TASK TO CARRY OUT:
Make an exact copy of the lines below.

[Lines of data]
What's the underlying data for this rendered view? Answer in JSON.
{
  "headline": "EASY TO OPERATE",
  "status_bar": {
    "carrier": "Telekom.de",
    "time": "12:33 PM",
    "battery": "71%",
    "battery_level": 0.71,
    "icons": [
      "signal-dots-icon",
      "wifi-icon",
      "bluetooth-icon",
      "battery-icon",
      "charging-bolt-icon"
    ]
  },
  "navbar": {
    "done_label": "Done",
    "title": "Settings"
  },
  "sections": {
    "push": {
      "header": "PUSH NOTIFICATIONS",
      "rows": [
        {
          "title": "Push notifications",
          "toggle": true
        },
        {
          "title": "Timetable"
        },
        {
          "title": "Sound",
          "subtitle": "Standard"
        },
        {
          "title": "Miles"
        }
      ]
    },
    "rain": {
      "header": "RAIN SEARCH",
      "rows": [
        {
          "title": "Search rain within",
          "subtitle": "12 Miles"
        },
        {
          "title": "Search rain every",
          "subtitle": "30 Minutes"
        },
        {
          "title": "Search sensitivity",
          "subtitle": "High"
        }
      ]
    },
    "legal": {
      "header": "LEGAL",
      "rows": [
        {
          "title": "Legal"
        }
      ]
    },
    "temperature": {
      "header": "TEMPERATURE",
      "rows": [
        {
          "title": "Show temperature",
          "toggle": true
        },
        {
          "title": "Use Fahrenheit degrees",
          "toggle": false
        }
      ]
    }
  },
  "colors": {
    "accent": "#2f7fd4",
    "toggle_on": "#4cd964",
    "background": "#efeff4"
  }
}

FINAL RESULT:
What's the underlying data for this rendered view? Answer in JSON.
{
  "headline": "EASY TO OPERATE",
  "status_bar": {
    "carrier": "Telekom.de",
    "time": "12:33 PM",
    "battery": "71%",
    "battery_level": 0.71,
    "icons": [
      "signal-dots-icon",
      "wifi-icon",
      "bluetooth-icon",
      "battery-icon",
      "charging-bolt-icon"
    ]
  },
  "navbar": {
    "done_label": "Done",
    "title": "Settings"
  },
  "sections": {
    "push": {
      "header": "PUSH NOTIFICATIONS",
      "rows": [
        {
          "title": "Push notifications",
          "toggle": true
        },
        {
          "title": "Timetable"
        },
        {
          "title": "Sound",
          "subtitle": "Standard"
        },
        {
          "title": "Miles"
        }
      ]
    },
    "rain": {
      "header": "RAIN SEARCH",
      "rows": [
        {
          "title": "Search rain within",
          "subtitle": "12 Miles"
        },
        {
          "title": "Search rain every",
          "subtitle": "30 Minutes"
        },
        {
          "title": "Search sensitivity",
          "subtitle": "High"
        }
      ]
    },
    "legal": {
      "header": "LEGAL",
      "rows": [
        {
          "title": "Legal"
        }
      ]
    },
    "temperature": {
      "header": "TEMPERATURE",
      "rows": [
        {
          "title": "Show temperature",
          "toggle": true
        },
        {
          "title": "Use Fahrenheit degrees",
          "toggle": false
        }
      ]
    }
  },
  "colors": {
    "accent": "#2f7fd4",
    "toggle_on": "#4cd964",
    "background": "#efeff4"
  }
}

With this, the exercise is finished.